#### EXERCISE REQUIREMENTS:
Copy out each line of the data holding "text".

#### RECORDS TO PROCESS:
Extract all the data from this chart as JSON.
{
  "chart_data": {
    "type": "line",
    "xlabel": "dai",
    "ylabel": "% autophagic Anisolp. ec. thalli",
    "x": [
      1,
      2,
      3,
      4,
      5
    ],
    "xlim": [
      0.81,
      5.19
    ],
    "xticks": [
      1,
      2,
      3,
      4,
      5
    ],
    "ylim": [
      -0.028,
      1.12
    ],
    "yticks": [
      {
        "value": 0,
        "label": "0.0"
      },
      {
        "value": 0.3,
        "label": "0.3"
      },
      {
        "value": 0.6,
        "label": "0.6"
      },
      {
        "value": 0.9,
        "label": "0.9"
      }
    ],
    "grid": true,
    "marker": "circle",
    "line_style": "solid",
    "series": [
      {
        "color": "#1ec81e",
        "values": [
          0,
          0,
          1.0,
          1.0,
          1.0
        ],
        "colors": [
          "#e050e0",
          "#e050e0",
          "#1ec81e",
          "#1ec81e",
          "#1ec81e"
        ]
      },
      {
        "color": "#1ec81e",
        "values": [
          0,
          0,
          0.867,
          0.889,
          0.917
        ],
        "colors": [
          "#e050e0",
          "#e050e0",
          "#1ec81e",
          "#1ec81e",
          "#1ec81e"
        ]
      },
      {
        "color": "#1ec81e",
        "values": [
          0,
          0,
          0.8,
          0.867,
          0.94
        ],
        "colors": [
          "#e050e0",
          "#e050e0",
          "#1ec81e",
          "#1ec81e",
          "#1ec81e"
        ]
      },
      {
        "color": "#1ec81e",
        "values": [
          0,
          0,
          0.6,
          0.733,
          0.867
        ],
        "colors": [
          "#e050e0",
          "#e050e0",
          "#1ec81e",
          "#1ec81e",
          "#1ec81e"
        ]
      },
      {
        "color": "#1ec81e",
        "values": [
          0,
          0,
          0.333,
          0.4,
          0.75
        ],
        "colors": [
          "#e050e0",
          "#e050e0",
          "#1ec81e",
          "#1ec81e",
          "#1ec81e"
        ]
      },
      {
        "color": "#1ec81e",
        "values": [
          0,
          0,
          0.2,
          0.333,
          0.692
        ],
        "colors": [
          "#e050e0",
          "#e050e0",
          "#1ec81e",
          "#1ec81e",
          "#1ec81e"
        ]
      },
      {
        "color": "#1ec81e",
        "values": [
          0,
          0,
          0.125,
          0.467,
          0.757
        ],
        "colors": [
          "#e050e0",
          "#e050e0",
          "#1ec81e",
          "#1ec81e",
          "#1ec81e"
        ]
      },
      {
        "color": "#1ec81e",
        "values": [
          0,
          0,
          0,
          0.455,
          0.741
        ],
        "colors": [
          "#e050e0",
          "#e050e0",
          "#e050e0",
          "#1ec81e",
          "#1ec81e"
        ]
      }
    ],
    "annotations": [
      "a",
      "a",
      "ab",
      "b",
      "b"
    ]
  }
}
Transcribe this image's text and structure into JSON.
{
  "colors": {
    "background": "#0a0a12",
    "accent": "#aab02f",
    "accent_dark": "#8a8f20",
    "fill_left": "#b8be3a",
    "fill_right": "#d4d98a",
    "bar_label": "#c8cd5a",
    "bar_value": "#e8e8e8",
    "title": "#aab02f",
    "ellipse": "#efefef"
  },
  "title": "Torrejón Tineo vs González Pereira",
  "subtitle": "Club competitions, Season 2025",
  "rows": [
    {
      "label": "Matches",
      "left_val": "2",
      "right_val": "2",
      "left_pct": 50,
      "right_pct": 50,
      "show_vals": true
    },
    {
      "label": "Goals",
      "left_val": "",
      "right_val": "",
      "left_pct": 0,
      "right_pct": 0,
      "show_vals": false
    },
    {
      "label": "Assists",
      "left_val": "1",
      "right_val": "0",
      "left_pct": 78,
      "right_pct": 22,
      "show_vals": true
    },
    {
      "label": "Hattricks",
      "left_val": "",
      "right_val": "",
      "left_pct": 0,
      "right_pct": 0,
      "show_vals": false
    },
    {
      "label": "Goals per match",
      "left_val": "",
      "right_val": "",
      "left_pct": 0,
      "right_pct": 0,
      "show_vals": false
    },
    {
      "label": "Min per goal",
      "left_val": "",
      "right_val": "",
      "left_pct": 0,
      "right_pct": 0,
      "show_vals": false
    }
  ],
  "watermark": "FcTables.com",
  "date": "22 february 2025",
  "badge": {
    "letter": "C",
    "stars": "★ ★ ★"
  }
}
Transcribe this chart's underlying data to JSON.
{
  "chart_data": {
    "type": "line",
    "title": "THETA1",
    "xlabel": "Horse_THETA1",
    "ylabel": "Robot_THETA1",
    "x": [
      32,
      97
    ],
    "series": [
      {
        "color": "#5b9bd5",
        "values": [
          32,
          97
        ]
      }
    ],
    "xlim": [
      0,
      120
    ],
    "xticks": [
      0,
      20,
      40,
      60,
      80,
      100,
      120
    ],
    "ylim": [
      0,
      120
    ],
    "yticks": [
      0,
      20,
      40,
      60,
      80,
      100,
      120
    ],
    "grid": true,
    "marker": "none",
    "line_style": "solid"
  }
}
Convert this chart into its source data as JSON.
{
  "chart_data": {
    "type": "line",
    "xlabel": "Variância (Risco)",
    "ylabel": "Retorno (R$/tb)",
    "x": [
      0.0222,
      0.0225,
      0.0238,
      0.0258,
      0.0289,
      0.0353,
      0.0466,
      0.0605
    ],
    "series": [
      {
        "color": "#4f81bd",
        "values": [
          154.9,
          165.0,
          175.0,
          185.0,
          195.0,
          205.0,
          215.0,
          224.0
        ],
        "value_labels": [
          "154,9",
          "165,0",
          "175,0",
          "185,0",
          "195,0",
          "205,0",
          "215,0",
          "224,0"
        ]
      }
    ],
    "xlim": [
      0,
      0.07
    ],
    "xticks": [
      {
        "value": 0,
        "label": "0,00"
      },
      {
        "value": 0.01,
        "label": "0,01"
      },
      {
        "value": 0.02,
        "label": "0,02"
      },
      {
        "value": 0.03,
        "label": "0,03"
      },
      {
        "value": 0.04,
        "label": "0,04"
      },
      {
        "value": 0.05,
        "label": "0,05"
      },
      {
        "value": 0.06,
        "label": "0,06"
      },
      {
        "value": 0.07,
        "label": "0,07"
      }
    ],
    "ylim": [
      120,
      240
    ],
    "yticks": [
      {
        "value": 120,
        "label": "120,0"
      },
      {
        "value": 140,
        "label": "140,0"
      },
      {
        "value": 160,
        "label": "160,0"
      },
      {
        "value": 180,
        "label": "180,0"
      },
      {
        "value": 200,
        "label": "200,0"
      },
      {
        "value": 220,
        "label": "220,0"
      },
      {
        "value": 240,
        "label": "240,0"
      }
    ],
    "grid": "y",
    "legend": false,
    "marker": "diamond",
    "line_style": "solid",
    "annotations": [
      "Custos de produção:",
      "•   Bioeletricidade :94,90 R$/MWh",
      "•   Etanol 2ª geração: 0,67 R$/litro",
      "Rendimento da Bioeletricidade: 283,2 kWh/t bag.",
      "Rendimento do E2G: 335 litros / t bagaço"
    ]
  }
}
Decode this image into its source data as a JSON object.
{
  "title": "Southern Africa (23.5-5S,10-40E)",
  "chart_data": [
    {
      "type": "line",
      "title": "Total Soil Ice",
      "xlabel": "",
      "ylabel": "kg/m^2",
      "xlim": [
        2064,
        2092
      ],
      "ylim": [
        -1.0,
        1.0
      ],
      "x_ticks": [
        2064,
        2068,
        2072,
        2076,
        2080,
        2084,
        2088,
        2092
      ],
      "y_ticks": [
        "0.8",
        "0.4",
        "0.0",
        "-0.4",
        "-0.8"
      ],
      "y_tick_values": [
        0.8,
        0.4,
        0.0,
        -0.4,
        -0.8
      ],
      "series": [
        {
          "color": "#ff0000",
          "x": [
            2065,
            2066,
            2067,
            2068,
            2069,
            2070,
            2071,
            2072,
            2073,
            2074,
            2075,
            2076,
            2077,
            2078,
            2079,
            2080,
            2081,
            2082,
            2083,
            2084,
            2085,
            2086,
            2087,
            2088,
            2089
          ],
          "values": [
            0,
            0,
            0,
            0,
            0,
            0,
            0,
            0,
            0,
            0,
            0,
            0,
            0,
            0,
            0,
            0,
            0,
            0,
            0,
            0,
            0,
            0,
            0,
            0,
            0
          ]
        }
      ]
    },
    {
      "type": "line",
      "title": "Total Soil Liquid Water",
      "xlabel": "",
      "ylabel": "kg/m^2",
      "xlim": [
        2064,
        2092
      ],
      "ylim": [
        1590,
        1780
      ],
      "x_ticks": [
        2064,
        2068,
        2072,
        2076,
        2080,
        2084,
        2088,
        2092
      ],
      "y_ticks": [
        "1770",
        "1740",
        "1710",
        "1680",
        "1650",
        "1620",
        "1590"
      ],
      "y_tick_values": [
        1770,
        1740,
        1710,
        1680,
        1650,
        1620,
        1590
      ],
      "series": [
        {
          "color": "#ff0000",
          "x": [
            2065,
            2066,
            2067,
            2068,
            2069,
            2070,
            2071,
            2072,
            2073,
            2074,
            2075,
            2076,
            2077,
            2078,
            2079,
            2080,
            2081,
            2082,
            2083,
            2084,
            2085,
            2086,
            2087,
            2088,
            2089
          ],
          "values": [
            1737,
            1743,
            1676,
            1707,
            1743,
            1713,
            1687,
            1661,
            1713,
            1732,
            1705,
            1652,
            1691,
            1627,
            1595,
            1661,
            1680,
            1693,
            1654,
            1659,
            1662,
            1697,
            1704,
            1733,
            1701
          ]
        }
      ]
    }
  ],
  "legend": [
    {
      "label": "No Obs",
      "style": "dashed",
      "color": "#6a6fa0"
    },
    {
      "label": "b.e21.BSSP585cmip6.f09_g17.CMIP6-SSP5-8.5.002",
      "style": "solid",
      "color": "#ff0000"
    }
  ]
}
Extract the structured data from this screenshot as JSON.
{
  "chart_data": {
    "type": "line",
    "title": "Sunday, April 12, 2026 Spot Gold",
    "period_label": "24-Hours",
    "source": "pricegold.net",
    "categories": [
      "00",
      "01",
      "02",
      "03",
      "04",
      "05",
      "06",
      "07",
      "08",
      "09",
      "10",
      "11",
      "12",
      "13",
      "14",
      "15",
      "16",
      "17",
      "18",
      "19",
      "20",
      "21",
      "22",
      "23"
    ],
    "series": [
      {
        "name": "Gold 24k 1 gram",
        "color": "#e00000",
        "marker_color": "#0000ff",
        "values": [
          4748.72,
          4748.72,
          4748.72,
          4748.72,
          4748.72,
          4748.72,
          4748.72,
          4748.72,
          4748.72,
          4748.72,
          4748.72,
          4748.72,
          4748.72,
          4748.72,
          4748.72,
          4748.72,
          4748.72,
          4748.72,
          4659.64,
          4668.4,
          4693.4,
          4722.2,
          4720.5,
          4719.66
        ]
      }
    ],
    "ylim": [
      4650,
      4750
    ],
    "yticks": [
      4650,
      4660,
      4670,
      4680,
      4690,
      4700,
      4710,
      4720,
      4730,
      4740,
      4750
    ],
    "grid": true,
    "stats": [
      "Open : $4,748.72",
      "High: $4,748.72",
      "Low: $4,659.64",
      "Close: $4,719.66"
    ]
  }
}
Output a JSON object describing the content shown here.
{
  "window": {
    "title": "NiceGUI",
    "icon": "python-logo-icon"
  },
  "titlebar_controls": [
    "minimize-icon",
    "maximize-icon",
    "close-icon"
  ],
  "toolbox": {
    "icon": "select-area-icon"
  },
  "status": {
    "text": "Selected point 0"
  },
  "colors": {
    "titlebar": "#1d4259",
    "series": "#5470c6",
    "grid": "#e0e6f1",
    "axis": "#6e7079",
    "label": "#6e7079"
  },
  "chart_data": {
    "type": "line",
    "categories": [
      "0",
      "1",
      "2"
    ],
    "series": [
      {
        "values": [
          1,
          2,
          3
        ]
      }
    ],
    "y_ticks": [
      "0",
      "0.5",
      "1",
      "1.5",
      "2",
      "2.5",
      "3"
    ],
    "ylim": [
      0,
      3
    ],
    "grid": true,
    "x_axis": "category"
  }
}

#### OUTPUT OF THE TASK:
Transcribe this image's text and structure into JSON.
    "text": "Selected point 0"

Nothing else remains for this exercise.